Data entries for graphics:
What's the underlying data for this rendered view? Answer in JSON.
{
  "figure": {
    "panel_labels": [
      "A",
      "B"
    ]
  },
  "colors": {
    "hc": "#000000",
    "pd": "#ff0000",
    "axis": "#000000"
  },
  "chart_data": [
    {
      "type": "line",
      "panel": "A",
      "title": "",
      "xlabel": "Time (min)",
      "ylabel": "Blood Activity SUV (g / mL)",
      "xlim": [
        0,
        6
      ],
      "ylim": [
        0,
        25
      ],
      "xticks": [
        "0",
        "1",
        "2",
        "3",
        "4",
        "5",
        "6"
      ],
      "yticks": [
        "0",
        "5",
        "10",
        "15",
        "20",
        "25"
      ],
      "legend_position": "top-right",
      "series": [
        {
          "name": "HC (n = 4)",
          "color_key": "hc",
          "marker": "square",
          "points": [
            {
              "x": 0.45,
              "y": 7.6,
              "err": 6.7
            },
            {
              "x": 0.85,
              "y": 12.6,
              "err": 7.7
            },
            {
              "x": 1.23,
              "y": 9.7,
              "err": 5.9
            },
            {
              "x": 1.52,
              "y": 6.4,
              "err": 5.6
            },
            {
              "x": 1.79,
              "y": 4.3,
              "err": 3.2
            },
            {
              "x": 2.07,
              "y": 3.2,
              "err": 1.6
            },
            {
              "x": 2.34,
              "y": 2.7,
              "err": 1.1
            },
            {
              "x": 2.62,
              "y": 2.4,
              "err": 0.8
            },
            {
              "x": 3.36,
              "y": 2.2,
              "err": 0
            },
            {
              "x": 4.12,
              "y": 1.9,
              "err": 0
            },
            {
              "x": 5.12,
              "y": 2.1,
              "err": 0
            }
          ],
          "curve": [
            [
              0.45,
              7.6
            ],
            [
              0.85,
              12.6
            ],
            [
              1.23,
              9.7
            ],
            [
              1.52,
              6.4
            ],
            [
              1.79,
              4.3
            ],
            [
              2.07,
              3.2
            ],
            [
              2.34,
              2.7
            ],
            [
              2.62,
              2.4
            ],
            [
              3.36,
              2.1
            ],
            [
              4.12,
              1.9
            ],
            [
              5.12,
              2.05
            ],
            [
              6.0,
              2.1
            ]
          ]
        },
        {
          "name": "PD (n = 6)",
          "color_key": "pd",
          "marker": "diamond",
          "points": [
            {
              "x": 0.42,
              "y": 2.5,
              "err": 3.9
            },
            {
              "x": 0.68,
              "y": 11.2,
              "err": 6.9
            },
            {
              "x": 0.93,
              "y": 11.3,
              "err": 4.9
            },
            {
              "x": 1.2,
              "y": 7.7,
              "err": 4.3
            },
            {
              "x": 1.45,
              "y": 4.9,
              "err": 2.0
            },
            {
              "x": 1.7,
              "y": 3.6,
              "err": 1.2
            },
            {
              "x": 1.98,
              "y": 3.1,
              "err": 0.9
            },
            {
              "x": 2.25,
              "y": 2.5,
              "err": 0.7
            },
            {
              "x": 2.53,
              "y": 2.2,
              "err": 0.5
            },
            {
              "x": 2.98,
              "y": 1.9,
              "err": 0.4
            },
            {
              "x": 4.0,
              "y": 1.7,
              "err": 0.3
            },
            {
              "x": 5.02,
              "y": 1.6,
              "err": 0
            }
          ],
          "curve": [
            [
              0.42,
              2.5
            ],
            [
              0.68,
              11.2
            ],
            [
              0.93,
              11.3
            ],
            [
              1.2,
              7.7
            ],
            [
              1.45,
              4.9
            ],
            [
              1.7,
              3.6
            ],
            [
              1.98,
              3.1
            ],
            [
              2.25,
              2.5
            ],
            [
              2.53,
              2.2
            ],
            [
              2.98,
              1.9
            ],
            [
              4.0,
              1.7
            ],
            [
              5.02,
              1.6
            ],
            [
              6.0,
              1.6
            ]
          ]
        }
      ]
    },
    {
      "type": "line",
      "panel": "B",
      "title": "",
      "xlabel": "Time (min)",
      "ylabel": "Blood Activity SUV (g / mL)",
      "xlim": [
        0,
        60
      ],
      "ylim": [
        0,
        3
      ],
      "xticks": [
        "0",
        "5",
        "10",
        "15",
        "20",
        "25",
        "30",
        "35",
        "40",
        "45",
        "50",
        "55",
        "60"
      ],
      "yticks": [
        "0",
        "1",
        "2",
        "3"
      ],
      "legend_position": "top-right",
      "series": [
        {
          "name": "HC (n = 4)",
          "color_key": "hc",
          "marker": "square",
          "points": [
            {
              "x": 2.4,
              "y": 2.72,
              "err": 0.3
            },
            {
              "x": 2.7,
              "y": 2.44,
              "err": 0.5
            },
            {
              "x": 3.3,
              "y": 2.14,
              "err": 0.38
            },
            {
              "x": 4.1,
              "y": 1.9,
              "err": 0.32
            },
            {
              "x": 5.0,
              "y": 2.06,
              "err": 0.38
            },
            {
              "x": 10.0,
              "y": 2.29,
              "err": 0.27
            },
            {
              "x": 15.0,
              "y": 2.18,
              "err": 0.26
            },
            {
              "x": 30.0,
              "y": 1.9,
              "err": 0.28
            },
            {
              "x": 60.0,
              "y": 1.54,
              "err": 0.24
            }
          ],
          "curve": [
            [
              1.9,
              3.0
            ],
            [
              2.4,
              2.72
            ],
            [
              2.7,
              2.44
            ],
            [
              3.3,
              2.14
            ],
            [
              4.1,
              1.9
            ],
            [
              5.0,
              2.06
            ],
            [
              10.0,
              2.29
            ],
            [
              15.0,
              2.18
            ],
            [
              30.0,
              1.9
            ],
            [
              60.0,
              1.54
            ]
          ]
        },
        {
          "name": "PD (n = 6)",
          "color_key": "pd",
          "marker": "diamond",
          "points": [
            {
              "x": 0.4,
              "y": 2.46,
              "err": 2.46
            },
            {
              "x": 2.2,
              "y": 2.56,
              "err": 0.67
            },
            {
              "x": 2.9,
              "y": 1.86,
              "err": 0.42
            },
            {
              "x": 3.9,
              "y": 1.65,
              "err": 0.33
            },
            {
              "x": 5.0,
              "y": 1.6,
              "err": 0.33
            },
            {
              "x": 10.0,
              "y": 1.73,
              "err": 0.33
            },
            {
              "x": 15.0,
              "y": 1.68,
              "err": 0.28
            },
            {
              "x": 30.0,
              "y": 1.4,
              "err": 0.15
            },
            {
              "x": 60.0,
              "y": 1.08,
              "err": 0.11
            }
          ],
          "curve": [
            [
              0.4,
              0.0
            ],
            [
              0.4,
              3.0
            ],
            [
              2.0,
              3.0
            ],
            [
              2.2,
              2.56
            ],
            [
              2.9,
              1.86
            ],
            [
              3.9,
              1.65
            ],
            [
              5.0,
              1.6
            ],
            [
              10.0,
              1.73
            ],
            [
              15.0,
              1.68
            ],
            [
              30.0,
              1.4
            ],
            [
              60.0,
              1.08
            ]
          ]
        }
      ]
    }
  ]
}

GOAL:
Repeat the records above in full, character for character.

WRITTEN ANSWER:
What's the underlying data for this rendered view? Answer in JSON.
{
  "figure": {
    "panel_labels": [
      "A",
      "B"
    ]
  },
  "colors": {
    "hc": "#000000",
    "pd": "#ff0000",
    "axis": "#000000"
  },
  "chart_data": [
    {
      "type": "line",
      "panel": "A",
      "title": "",
      "xlabel": "Time (min)",
      "ylabel": "Blood Activity SUV (g / mL)",
      "xlim": [
        0,
        6
      ],
      "ylim": [
        0,
        25
      ],
      "xticks": [
        "0",
        "1",
        "2",
        "3",
        "4",
        "5",
        "6"
      ],
      "yticks": [
        "0",
        "5",
        "10",
        "15",
        "20",
        "25"
      ],
      "legend_position": "top-right",
      "series": [
        {
          "name": "HC (n = 4)",
          "color_key": "hc",
          "marker": "square",
          "points": [
            {
              "x": 0.45,
              "y": 7.6,
              "err": 6.7
            },
            {
              "x": 0.85,
              "y": 12.6,
              "err": 7.7
            },
            {
              "x": 1.23,
              "y": 9.7,
              "err": 5.9
            },
            {
              "x": 1.52,
              "y": 6.4,
              "err": 5.6
            },
            {
              "x": 1.79,
              "y": 4.3,
              "err": 3.2
            },
            {
              "x": 2.07,
              "y": 3.2,
              "err": 1.6
            },
            {
              "x": 2.34,
              "y": 2.7,
              "err": 1.1
            },
            {
              "x": 2.62,
              "y": 2.4,
              "err": 0.8
            },
            {
              "x": 3.36,
              "y": 2.2,
              "err": 0
            },
            {
              "x": 4.12,
              "y": 1.9,
              "err": 0
            },
            {
              "x": 5.12,
              "y": 2.1,
              "err": 0
            }
          ],
          "curve": [
            [
              0.45,
              7.6
            ],
            [
              0.85,
              12.6
            ],
            [
              1.23,
              9.7
            ],
            [
              1.52,
              6.4
            ],
            [
              1.79,
              4.3
            ],
            [
              2.07,
              3.2
            ],
            [
              2.34,
              2.7
            ],
            [
              2.62,
              2.4
            ],
            [
              3.36,
              2.1
            ],
            [
              4.12,
              1.9
            ],
            [
              5.12,
              2.05
            ],
            [
              6.0,
              2.1
            ]
          ]
        },
        {
          "name": "PD (n = 6)",
          "color_key": "pd",
          "marker": "diamond",
          "points": [
            {
              "x": 0.42,
              "y": 2.5,
              "err": 3.9
            },
            {
              "x": 0.68,
              "y": 11.2,
              "err": 6.9
            },
            {
              "x": 0.93,
              "y": 11.3,
              "err": 4.9
            },
            {
              "x": 1.2,
              "y": 7.7,
              "err": 4.3
            },
            {
              "x": 1.45,
              "y": 4.9,
              "err": 2.0
            },
            {
              "x": 1.7,
              "y": 3.6,
              "err": 1.2
            },
            {
              "x": 1.98,
              "y": 3.1,
              "err": 0.9
            },
            {
              "x": 2.25,
              "y": 2.5,
              "err": 0.7
            },
            {
              "x": 2.53,
              "y": 2.2,
              "err": 0.5
            },
            {
              "x": 2.98,
              "y": 1.9,
              "err": 0.4
            },
            {
              "x": 4.0,
              "y": 1.7,
              "err": 0.3
            },
            {
              "x": 5.02,
              "y": 1.6,
              "err": 0
            }
          ],
          "curve": [
            [
              0.42,
              2.5
            ],
            [
              0.68,
              11.2
            ],
            [
              0.93,
              11.3
            ],
            [
              1.2,
              7.7
            ],
            [
              1.45,
              4.9
            ],
            [
              1.7,
              3.6
            ],
            [
              1.98,
              3.1
            ],
            [
              2.25,
              2.5
            ],
            [
              2.53,
              2.2
            ],
            [
              2.98,
              1.9
            ],
            [
              4.0,
              1.7
            ],
            [
              5.02,
              1.6
            ],
            [
              6.0,
              1.6
            ]
          ]
        }
      ]
    },
    {
      "type": "line",
      "panel": "B",
      "title": "",
      "xlabel": "Time (min)",
      "ylabel": "Blood Activity SUV (g / mL)",
      "xlim": [
        0,
        60
      ],
      "ylim": [
        0,
        3
      ],
      "xticks": [
        "0",
        "5",
        "10",
        "15",
        "20",
        "25",
        "30",
        "35",
        "40",
        "45",
        "50",
        "55",
        "60"
      ],
      "yticks": [
        "0",
        "1",
        "2",
        "3"
      ],
      "legend_position": "top-right",
      "series": [
        {
          "name": "HC (n = 4)",
          "color_key": "hc",
          "marker": "square",
          "points": [
            {
              "x": 2.4,
              "y": 2.72,
              "err": 0.3
            },
            {
              "x": 2.7,
              "y": 2.44,
              "err": 0.5
            },
            {
              "x": 3.3,
              "y": 2.14,
              "err": 0.38
            },
            {
              "x": 4.1,
              "y": 1.9,
              "err": 0.32
            },
            {
              "x": 5.0,
              "y": 2.06,
              "err": 0.38
            },
            {
              "x": 10.0,
              "y": 2.29,
              "err": 0.27
            },
            {
              "x": 15.0,
              "y": 2.18,
              "err": 0.26
            },
            {
              "x": 30.0,
              "y": 1.9,
              "err": 0.28
            },
            {
              "x": 60.0,
              "y": 1.54,
              "err": 0.24
            }
          ],
          "curve": [
            [
              1.9,
              3.0
            ],
            [
              2.4,
              2.72
            ],
            [
              2.7,
              2.44
            ],
            [
              3.3,
              2.14
            ],
            [
              4.1,
              1.9
            ],
            [
              5.0,
              2.06
            ],
            [
              10.0,
              2.29
            ],
            [
              15.0,
              2.18
            ],
            [
              30.0,
              1.9
            ],
            [
              60.0,
              1.54
            ]
          ]
        },
        {
          "name": "PD (n = 6)",
          "color_key": "pd",
          "marker": "diamond",
          "points": [
            {
              "x": 0.4,
              "y": 2.46,
              "err": 2.46
            },
            {
              "x": 2.2,
              "y": 2.56,
              "err": 0.67
            },
            {
              "x": 2.9,
              "y": 1.86,
              "err": 0.42
            },
            {
              "x": 3.9,
              "y": 1.65,
              "err": 0.33
            },
            {
              "x": 5.0,
              "y": 1.6,
              "err": 0.33
            },
            {
              "x": 10.0,
              "y": 1.73,
              "err": 0.33
            },
            {
              "x": 15.0,
              "y": 1.68,
              "err": 0.28
            },
            {
              "x": 30.0,
              "y": 1.4,
              "err": 0.15
            },
            {
              "x": 60.0,
              "y": 1.08,
              "err": 0.11
            }
          ],
          "curve": [
            [
              0.4,
              0.0
            ],
            [
              0.4,
              3.0
            ],
            [
              2.0,
              3.0
            ],
            [
              2.2,
              2.56
            ],
            [
              2.9,
              1.86
            ],
            [
              3.9,
              1.65
            ],
            [
              5.0,
              1.6
            ],
            [
              10.0,
              1.73
            ],
            [
              15.0,
              1.68
            ],
            [
              30.0,
              1.4
            ],
            [
              60.0,
              1.08
            ]
          ]
        }
      ]
    }
  ]
}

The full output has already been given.